===== DATASET CONTENT

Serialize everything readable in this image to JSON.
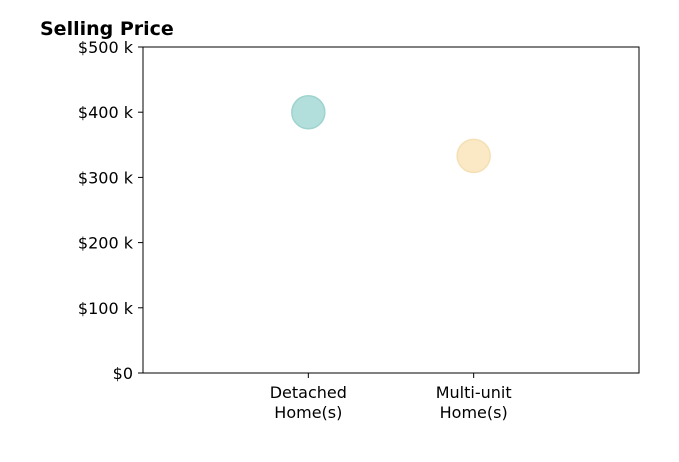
{
  "chart_data": {
    "type": "scatter",
    "title": "Selling Price",
    "xlabel": "",
    "ylabel": "",
    "categories": [
      [
        "Detached",
        "Home(s)"
      ],
      [
        "Multi-unit",
        "Home(s)"
      ]
    ],
    "values": [
      400000,
      333000
    ],
    "point_colors": [
      "#b2dfdb",
      "#fbe9c5"
    ],
    "point_stroke_colors": [
      "#9fd3cd",
      "#f5e0b5"
    ],
    "ylim": [
      0,
      500000
    ],
    "yticks": [
      0,
      100000,
      200000,
      300000,
      400000,
      500000
    ],
    "ytick_labels": [
      "$0",
      "$100 k",
      "$200 k",
      "$300 k",
      "$400 k",
      "$500 k"
    ],
    "x_slots": 3,
    "grid": false,
    "legend": "none"
  }
}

==========

→ EXERCISE OBJECTIVE:
Retype the whole listing, keeping every line identical and omitting all pictures.

→ COMPLETED TASK:
Serialize everything readable in this image to JSON.
{
  "chart_data": {
    "type": "scatter",
    "title": "Selling Price",
    "xlabel": "",
    "ylabel": "",
    "categories": [
      [
        "Detached",
        "Home(s)"
      ],
      [
        "Multi-unit",
        "Home(s)"
      ]
    ],
    "values": [
      400000,
      333000
    ],
    "point_colors": [
      "#b2dfdb",
      "#fbe9c5"
    ],
    "point_stroke_colors": [
      "#9fd3cd",
      "#f5e0b5"
    ],
    "ylim": [
      0,
      500000
    ],
    "yticks": [
      0,
      100000,
      200000,
      300000,
      400000,
      500000
    ],
    "ytick_labels": [
      "$0",
      "$100 k",
      "$200 k",
      "$300 k",
      "$400 k",
      "$500 k"
    ],
    "x_slots": 3,
    "grid": false,
    "legend": "none"
  }
}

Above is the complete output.